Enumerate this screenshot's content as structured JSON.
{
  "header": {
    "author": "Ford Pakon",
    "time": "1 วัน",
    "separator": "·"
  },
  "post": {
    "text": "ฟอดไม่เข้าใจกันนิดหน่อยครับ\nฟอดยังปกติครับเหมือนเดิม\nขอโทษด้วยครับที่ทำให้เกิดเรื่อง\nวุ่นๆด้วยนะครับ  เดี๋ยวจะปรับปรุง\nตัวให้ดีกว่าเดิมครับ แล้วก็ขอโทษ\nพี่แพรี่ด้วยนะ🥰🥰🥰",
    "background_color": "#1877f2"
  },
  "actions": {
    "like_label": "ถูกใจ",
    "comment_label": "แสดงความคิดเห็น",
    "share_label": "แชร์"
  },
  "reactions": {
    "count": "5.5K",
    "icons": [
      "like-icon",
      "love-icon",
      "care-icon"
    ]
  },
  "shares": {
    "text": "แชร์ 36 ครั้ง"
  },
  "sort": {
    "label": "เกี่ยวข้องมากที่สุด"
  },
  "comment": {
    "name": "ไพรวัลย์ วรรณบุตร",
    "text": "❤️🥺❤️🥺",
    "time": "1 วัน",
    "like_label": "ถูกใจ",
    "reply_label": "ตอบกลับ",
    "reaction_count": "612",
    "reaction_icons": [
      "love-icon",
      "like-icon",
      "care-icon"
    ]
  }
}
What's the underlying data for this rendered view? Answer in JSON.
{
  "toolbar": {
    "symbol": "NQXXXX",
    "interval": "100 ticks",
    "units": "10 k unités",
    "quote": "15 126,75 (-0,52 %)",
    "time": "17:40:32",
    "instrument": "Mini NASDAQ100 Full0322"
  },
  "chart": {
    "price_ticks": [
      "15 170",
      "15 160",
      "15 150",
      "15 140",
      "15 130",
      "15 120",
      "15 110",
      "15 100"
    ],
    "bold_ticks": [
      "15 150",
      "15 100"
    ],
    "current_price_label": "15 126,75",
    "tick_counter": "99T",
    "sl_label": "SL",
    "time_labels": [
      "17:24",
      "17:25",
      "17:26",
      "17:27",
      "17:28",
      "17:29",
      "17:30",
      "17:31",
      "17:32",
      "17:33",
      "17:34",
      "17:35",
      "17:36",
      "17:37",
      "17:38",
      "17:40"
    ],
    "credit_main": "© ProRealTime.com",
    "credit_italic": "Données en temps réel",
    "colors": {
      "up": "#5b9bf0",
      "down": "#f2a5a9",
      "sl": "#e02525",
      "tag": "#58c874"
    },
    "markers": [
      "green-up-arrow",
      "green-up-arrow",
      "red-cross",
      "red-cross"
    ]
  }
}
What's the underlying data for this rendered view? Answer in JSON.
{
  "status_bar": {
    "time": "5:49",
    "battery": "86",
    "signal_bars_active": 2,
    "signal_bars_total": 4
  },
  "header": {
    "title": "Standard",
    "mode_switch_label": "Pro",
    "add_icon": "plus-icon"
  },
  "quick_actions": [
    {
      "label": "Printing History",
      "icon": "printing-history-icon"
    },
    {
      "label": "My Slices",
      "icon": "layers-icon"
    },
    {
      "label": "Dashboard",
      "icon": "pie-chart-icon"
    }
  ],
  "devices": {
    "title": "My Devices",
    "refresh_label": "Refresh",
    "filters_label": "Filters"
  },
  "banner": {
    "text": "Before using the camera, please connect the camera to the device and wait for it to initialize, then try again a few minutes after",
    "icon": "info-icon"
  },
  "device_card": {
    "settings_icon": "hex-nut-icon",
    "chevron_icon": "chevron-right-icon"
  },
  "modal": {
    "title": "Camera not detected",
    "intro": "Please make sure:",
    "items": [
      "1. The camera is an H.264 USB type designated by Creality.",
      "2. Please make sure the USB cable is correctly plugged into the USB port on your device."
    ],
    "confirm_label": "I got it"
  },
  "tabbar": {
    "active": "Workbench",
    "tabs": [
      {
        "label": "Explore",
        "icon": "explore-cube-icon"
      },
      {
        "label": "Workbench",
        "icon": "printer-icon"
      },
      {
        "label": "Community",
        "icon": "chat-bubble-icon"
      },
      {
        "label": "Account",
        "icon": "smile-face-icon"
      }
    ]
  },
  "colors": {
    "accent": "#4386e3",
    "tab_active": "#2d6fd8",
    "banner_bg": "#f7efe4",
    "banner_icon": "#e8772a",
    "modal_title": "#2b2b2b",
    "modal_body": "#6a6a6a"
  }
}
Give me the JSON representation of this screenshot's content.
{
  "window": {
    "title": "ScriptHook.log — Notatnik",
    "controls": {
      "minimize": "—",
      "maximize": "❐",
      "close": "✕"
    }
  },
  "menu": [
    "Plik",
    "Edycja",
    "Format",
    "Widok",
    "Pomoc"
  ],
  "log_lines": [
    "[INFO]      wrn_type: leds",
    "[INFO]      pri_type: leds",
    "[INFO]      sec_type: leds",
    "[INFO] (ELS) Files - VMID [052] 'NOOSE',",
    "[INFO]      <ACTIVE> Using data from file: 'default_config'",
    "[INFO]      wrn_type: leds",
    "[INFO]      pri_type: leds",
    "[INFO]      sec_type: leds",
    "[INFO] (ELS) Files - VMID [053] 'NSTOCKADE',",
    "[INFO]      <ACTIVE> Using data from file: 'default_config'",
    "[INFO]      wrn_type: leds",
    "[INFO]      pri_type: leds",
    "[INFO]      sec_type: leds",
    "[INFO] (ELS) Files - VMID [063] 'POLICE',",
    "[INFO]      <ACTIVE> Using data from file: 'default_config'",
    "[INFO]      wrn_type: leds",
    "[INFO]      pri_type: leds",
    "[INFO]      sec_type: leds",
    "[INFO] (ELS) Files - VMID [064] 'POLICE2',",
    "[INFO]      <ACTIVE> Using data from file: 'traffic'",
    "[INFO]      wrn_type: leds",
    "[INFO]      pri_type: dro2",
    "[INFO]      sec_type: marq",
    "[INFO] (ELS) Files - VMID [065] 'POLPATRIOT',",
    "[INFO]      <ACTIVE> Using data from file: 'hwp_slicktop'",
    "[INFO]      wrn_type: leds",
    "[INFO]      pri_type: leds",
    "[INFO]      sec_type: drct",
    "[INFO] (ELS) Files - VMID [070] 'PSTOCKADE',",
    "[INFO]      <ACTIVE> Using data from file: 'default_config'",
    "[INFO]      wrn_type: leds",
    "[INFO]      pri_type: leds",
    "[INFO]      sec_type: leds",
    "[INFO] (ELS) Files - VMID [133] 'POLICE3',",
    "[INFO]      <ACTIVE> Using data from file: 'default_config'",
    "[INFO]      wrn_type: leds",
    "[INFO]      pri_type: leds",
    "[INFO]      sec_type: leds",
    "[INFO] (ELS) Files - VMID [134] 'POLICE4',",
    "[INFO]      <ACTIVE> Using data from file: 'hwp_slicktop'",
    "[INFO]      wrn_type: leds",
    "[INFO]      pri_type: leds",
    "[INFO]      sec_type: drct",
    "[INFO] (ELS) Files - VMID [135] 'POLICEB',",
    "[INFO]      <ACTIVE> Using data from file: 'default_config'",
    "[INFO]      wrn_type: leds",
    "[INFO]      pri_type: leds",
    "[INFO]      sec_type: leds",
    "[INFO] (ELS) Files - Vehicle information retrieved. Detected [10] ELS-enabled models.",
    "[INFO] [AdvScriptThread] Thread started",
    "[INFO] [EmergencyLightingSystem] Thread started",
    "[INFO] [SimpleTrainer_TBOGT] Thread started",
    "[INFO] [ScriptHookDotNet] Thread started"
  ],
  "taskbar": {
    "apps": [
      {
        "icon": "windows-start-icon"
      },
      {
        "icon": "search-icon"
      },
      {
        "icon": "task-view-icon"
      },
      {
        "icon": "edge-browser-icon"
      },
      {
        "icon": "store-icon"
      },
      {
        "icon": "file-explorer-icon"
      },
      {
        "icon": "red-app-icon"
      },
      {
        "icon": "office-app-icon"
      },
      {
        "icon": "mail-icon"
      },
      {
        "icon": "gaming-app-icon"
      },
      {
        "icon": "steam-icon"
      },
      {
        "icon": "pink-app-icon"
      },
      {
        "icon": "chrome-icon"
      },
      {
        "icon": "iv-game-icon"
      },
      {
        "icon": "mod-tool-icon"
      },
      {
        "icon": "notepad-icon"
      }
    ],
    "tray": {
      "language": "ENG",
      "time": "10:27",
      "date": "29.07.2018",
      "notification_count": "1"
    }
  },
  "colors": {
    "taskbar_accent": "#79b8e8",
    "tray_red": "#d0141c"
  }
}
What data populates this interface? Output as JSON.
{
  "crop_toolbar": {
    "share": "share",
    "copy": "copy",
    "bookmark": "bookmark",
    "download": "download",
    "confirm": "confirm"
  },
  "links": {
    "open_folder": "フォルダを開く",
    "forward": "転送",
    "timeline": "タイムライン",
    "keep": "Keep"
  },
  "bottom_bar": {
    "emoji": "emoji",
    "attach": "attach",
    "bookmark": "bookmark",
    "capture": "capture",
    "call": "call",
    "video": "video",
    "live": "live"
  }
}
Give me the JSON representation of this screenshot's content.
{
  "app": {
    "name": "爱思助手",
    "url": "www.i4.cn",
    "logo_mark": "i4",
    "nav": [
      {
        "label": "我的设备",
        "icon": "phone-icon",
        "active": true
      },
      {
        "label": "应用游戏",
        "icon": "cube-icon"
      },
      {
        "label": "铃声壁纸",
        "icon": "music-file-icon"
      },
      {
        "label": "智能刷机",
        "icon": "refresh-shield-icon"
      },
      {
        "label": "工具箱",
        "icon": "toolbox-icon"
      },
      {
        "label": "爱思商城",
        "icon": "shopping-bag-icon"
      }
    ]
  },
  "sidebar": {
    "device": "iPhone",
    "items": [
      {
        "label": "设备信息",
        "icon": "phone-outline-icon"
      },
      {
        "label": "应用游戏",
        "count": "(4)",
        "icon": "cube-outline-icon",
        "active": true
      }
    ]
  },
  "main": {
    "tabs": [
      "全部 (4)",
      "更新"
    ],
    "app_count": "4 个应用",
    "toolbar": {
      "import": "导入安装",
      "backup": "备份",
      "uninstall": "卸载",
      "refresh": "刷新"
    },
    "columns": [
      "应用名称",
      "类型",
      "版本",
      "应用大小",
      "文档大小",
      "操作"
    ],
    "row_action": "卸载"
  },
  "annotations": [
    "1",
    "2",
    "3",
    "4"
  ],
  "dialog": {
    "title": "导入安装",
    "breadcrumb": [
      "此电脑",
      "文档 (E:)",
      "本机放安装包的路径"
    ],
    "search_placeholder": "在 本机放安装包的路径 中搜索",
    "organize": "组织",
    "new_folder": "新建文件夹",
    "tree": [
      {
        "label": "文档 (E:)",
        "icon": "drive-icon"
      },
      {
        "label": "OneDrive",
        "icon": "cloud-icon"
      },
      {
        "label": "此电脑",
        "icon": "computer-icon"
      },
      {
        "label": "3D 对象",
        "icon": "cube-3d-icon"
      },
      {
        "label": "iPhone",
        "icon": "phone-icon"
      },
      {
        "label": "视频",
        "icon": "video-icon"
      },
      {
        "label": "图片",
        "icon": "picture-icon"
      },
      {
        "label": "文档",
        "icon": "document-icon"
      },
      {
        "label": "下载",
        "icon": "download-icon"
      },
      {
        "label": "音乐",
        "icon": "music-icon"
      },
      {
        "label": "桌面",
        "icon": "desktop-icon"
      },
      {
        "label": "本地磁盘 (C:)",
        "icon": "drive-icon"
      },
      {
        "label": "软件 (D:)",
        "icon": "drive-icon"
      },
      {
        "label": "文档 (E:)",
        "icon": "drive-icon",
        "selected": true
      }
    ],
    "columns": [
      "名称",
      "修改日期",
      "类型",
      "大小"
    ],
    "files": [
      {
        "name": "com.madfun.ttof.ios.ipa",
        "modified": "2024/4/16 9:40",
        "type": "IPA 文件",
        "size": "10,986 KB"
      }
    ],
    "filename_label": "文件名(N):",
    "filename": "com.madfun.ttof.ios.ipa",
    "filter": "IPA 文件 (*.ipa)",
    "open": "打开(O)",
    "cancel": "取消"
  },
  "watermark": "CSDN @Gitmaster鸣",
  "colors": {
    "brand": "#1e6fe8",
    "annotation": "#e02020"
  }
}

********

_Set task:_
Extract each line holding the word "Thread" from the records.

_Output:_
    "[INFO] [AdvScriptThread] Thread started",
    "[INFO] [EmergencyLightingSystem] Thread started",
    "[INFO] [SimpleTrainer_TBOGT] Thread started",
    "[INFO] [ScriptHookDotNet] Thread started"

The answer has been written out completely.